BEGIN
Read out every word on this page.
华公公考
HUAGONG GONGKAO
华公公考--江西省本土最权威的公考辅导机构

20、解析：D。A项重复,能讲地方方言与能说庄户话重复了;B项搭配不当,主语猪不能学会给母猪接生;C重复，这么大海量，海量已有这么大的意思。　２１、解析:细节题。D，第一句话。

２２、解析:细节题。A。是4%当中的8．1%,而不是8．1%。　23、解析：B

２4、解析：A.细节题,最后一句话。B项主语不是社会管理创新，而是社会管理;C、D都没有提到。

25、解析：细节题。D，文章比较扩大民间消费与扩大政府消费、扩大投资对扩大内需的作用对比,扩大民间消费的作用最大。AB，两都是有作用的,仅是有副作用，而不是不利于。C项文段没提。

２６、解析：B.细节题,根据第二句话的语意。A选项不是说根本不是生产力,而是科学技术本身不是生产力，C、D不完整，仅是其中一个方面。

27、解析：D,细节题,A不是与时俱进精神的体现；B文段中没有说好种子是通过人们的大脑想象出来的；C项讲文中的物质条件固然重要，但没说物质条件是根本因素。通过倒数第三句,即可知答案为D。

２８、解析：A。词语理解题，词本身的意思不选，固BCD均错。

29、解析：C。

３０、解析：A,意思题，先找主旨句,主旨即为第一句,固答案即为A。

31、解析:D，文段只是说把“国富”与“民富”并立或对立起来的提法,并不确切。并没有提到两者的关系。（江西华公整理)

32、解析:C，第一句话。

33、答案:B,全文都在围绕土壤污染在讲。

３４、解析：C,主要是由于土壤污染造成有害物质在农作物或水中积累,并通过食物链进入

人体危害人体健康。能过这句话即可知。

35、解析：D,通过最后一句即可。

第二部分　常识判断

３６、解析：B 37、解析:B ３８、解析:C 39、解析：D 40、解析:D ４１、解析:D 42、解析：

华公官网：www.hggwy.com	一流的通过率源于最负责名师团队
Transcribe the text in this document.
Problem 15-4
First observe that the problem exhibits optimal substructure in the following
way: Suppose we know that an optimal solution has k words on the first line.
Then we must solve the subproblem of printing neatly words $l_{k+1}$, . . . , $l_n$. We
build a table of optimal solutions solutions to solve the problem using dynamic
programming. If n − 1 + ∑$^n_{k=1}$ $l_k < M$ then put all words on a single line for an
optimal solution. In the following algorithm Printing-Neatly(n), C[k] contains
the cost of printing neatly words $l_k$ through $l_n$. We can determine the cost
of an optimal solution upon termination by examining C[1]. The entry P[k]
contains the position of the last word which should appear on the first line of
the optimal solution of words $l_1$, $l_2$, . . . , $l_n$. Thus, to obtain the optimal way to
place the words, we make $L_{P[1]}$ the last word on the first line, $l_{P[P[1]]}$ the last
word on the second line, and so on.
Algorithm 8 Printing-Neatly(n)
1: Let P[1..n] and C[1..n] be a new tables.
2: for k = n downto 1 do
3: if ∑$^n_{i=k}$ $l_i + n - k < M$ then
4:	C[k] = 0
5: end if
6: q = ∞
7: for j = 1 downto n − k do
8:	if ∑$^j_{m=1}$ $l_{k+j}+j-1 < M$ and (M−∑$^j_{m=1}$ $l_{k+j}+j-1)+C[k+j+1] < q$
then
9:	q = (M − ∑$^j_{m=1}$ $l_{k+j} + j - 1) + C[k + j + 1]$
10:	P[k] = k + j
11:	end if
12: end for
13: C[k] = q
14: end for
END
GOAL
Scan the listing above and copy all lines containing the word "last".

TASK SOLUTION
contains the position of the last word which should appear on the first line of
place the words, we make $L_{P[1]}$ the last word on the first line, $l_{P[P[1]]}$ the last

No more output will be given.